**Problem to solve**
Your task is to reproduce the material exactly.

**Extracted entries**
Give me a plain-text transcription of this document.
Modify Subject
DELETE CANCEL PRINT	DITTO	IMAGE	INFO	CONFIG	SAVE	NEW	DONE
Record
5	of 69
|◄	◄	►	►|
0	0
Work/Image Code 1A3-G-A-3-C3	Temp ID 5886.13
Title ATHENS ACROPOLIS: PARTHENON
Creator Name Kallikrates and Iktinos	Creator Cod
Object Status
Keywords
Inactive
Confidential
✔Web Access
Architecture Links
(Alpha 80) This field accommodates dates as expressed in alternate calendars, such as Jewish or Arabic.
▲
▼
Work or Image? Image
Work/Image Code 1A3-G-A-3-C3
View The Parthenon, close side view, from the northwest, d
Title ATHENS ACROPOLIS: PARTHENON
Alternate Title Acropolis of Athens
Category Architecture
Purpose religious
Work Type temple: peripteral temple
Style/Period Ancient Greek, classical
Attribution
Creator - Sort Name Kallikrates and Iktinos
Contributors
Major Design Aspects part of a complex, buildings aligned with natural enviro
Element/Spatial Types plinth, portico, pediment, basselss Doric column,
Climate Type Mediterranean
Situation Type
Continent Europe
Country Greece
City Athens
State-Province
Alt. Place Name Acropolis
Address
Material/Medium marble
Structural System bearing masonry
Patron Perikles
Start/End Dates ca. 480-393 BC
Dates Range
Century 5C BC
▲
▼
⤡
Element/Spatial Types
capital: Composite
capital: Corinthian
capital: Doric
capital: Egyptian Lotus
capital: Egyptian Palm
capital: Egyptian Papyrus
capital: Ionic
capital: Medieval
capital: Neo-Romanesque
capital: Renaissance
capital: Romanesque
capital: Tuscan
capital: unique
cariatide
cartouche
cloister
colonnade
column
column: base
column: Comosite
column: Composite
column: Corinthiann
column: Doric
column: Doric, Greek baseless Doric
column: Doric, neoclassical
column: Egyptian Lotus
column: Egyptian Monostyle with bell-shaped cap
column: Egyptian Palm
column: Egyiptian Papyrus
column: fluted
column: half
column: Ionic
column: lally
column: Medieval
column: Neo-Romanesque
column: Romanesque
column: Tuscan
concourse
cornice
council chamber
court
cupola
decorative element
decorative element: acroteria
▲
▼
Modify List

**Written answer**
Give me a plain-text transcription of this document.
Modify Subject
DELETE CANCEL PRINT	DITTO	IMAGE	INFO	CONFIG	SAVE	NEW	DONE
Record
5	of 69
|◄	◄	►	►|
0	0
Work/Image Code 1A3-G-A-3-C3	Temp ID 5886.13
Title ATHENS ACROPOLIS: PARTHENON
Creator Name Kallikrates and Iktinos	Creator Cod
Object Status
Keywords
Inactive
Confidential
✔Web Access
Architecture Links
(Alpha 80) This field accommodates dates as expressed in alternate calendars, such as Jewish or Arabic.
▲
▼
Work or Image? Image
Work/Image Code 1A3-G-A-3-C3
View The Parthenon, close side view, from the northwest, d
Title ATHENS ACROPOLIS: PARTHENON
Alternate Title Acropolis of Athens
Category Architecture
Purpose religious
Work Type temple: peripteral temple
Style/Period Ancient Greek, classical
Attribution
Creator - Sort Name Kallikrates and Iktinos
Contributors
Major Design Aspects part of a complex, buildings aligned with natural enviro
Element/Spatial Types plinth, portico, pediment, basselss Doric column,
Climate Type Mediterranean
Situation Type
Continent Europe
Country Greece
City Athens
State-Province
Alt. Place Name Acropolis
Address
Material/Medium marble
Structural System bearing masonry
Patron Perikles
Start/End Dates ca. 480-393 BC
Dates Range
Century 5C BC
▲
▼
⤡
Element/Spatial Types
capital: Composite
capital: Corinthian
capital: Doric
capital: Egyptian Lotus
capital: Egyptian Palm
capital: Egyptian Papyrus
capital: Ionic
capital: Medieval
capital: Neo-Romanesque
capital: Renaissance
capital: Romanesque
capital: Tuscan
capital: unique
cariatide
cartouche
cloister
colonnade
column
column: base
column: Comosite
column: Composite
column: Corinthiann
column: Doric
column: Doric, Greek baseless Doric
column: Doric, neoclassical
column: Egyptian Lotus
column: Egyptian Monostyle with bell-shaped cap
column: Egyptian Palm
column: Egyiptian Papyrus
column: fluted
column: half
column: Ionic
column: lally
column: Medieval
column: Neo-Romanesque
column: Romanesque
column: Tuscan
concourse
cornice
council chamber
court
cupola
decorative element
decorative element: acroteria
▲
▼
Modify List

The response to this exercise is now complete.